*The request*
Find each line with "Palmeiras" and copy it.

======

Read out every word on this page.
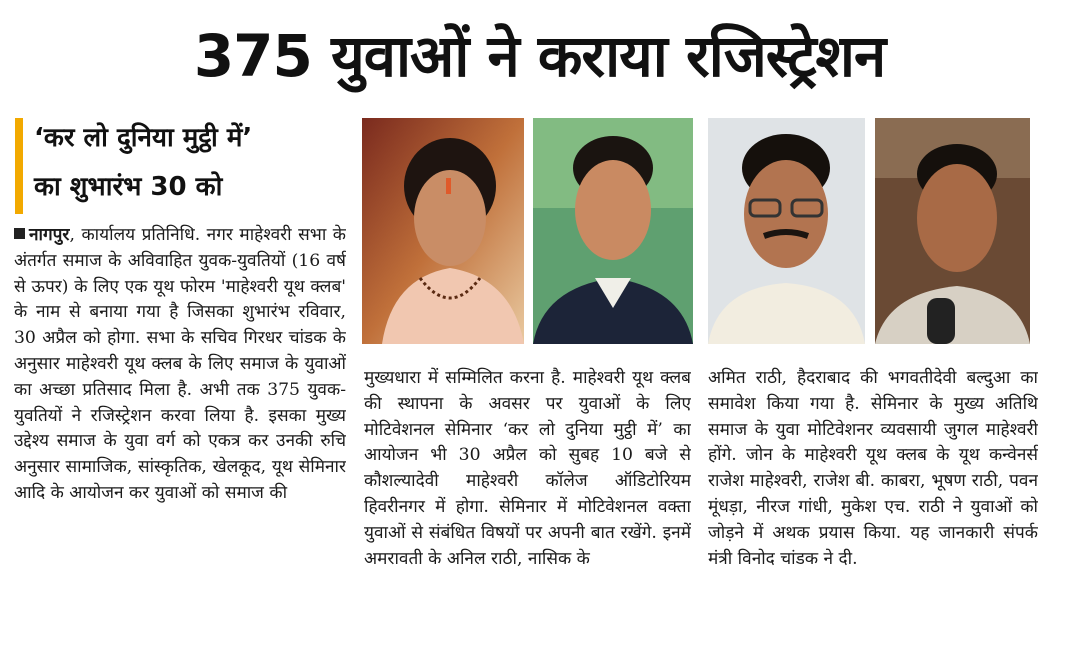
375 युवाओं ने कराया रजिस्ट्रेशन
‘कर लो दुनिया मुट्ठी में’
का शुभारंभ 30 को
नागपुर, कार्यालय प्रतिनिधि. नगर माहेश्वरी सभा के अंतर्गत समाज के अविवाहित युवक-युवतियों (16 वर्ष से ऊपर) के लिए एक यूथ फोरम 'माहेश्वरी यूथ क्लब' के नाम से बनाया गया है जिसका शुभारंभ रविवार, 30 अप्रैल को होगा. सभा के सचिव गिरधर चांडक के अनुसार माहेश्वरी यूथ क्लब के लिए समाज के युवाओं का अच्छा प्रतिसाद मिला है. अभी तक 375 युवक-युवतियों ने रजिस्ट्रेशन करवा लिया है. इसका मुख्य उद्देश्य समाज के युवा वर्ग को एकत्र कर उनकी रुचि अनुसार सामाजिक, सांस्कृतिक, खेलकूद, यूथ सेमिनार आदि के आयोजन कर युवाओं को समाज की
मुख्यधारा में सम्मिलित करना है. माहेश्वरी यूथ क्लब की स्थापना के अवसर पर युवाओं के लिए मोटिवेशनल सेमिनार ‘कर लो दुनिया मुट्ठी में’ का आयोजन भी 30 अप्रैल को सुबह 10 बजे से कौशल्यादेवी माहेश्वरी कॉलेज ऑडिटोरियम हिवरीनगर में होगा. सेमिनार में मोटिवेशनल वक्ता युवाओं से संबंधित विषयों पर अपनी बात रखेंगे. इनमें अमरावती के अनिल राठी, नासिक के
अमित राठी, हैदराबाद की भगवतीदेवी बल्दुआ का समावेश किया गया है. सेमिनार के मुख्य अतिथि समाज के युवा मोटिवेशनर व्यवसायी जुगल माहेश्वरी होंगे. जोन के माहेश्वरी यूथ क्लब के यूथ कन्वेनर्स राजेश माहेश्वरी, राजेश बी. काबरा, भूषण राठी, पवन मूंधड़ा, नीरज गांधी, मुकेश एच. राठी ने युवाओं को जोड़ने में अथक प्रयास किया. यह जानकारी संपर्क मंत्री विनोद चांडक ने दी.
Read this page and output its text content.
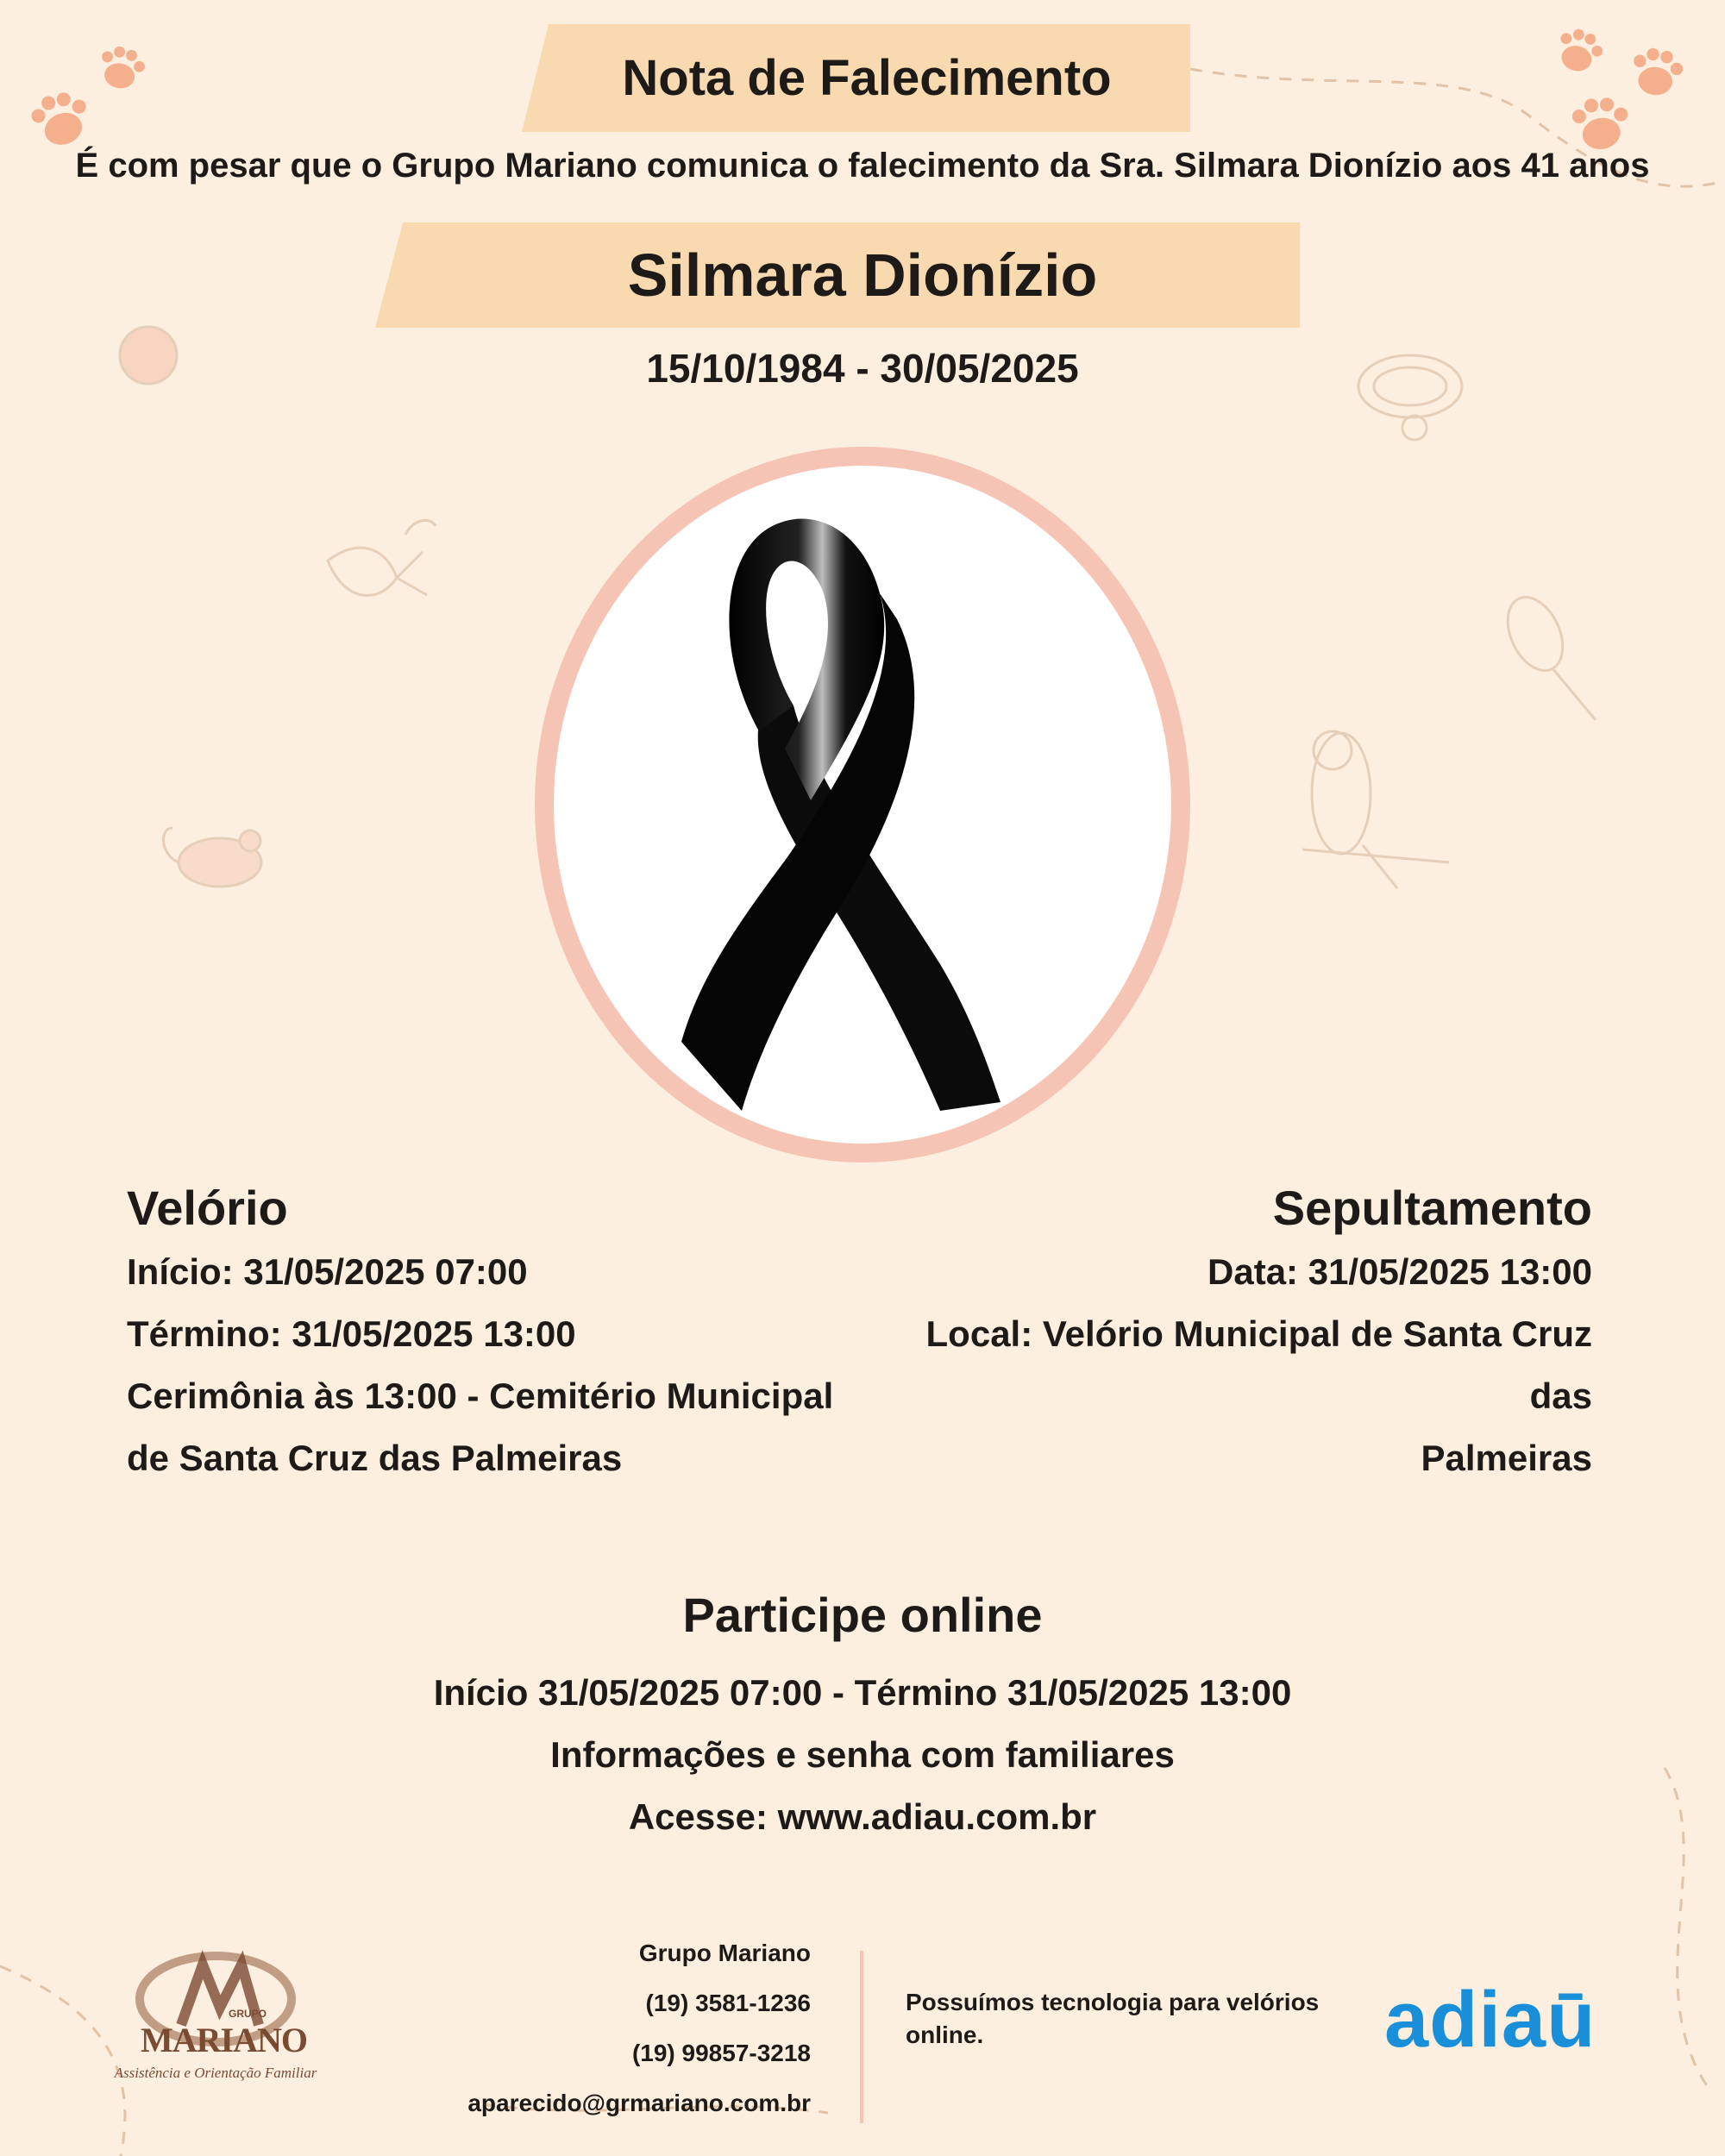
Nota de Falecimento
É com pesar que o Grupo Mariano comunica o falecimento da Sra. Silmara Dionízio aos 41 anos
Silmara Dionízio
15/10/1984 - 30/05/2025
Velório
Início: 31/05/2025 07:00
Término: 31/05/2025 13:00
Cerimônia às 13:00 - Cemitério Municipal
de Santa Cruz das Palmeiras
Sepultamento
Data: 31/05/2025 13:00
Local: Velório Municipal de Santa Cruz das
Palmeiras
Participe online
Início 31/05/2025 07:00 - Término 31/05/2025 13:00
Informações e senha com familiares
Acesse: www.adiau.com.br
GRUPO
MARIANO
Assistência e Orientação Familiar
Grupo Mariano
(19) 3581-1236
(19) 99857-3218
aparecido@grmariano.com.br
Possuímos tecnologia para velórios online.	adiaū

======

*Full response*
de Santa Cruz das Palmeiras
Palmeiras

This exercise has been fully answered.